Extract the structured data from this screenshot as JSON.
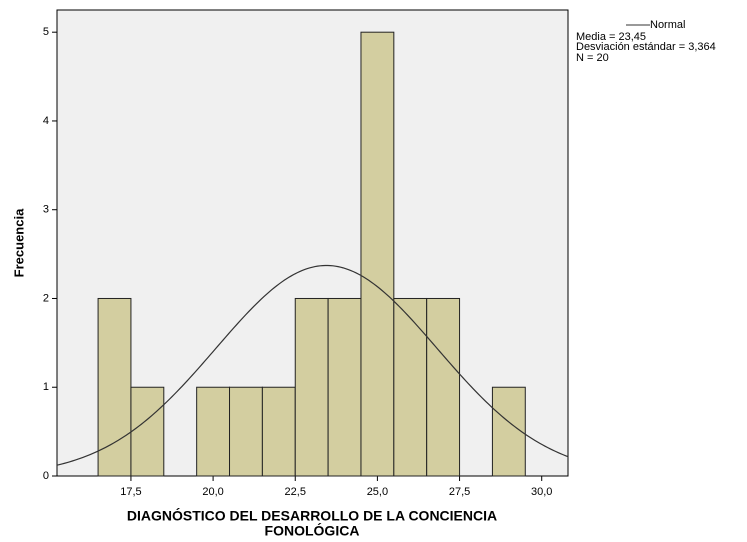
{
  "chart_data": {
    "type": "histogram",
    "xlabel": [
      "DIAGNÓSTICO DEL DESARROLLO DE LA CONCIENCIA",
      "FONOLÓGICA"
    ],
    "ylabel": "Frecuencia",
    "bins": [
      16.5,
      17.5,
      18.5,
      19.5,
      20.5,
      21.5,
      22.5,
      23.5,
      24.5,
      25.5,
      26.5,
      27.5,
      28.5,
      29.5
    ],
    "values": [
      2,
      1,
      0,
      1,
      1,
      1,
      2,
      2,
      5,
      2,
      2,
      0,
      1
    ],
    "color": "#d3cea0",
    "xlim": [
      15.25,
      30.8
    ],
    "ylim": [
      0,
      5.25
    ],
    "xticks": [
      {
        "value": 17.5,
        "label": "17,5"
      },
      {
        "value": 20.0,
        "label": "20,0"
      },
      {
        "value": 22.5,
        "label": "22,5"
      },
      {
        "value": 25.0,
        "label": "25,0"
      },
      {
        "value": 27.5,
        "label": "27,5"
      },
      {
        "value": 30.0,
        "label": "30,0"
      }
    ],
    "yticks": [
      0,
      1,
      2,
      3,
      4,
      5
    ],
    "normal": {
      "name": "Normal",
      "color": "#333333",
      "stats": [
        {
          "value": 23.45,
          "label": "Media = 23,45"
        },
        {
          "value": 3.364,
          "label": "Desviación estándar = 3,364"
        },
        {
          "value": 20,
          "label": "N = 20"
        }
      ]
    }
  }
}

********************

WHAT NEEDS TO BE DONE.
Repeat the entries exactly. Pictures are excluded from the copy.

TASK ANSWER.
Extract the structured data from this screenshot as JSON.
{
  "chart_data": {
    "type": "histogram",
    "xlabel": [
      "DIAGNÓSTICO DEL DESARROLLO DE LA CONCIENCIA",
      "FONOLÓGICA"
    ],
    "ylabel": "Frecuencia",
    "bins": [
      16.5,
      17.5,
      18.5,
      19.5,
      20.5,
      21.5,
      22.5,
      23.5,
      24.5,
      25.5,
      26.5,
      27.5,
      28.5,
      29.5
    ],
    "values": [
      2,
      1,
      0,
      1,
      1,
      1,
      2,
      2,
      5,
      2,
      2,
      0,
      1
    ],
    "color": "#d3cea0",
    "xlim": [
      15.25,
      30.8
    ],
    "ylim": [
      0,
      5.25
    ],
    "xticks": [
      {
        "value": 17.5,
        "label": "17,5"
      },
      {
        "value": 20.0,
        "label": "20,0"
      },
      {
        "value": 22.5,
        "label": "22,5"
      },
      {
        "value": 25.0,
        "label": "25,0"
      },
      {
        "value": 27.5,
        "label": "27,5"
      },
      {
        "value": 30.0,
        "label": "30,0"
      }
    ],
    "yticks": [
      0,
      1,
      2,
      3,
      4,
      5
    ],
    "normal": {
      "name": "Normal",
      "color": "#333333",
      "stats": [
        {
          "value": 23.45,
          "label": "Media = 23,45"
        },
        {
          "value": 3.364,
          "label": "Desviación estándar = 3,364"
        },
        {
          "value": 20,
          "label": "N = 20"
        }
      ]
    }
  }
}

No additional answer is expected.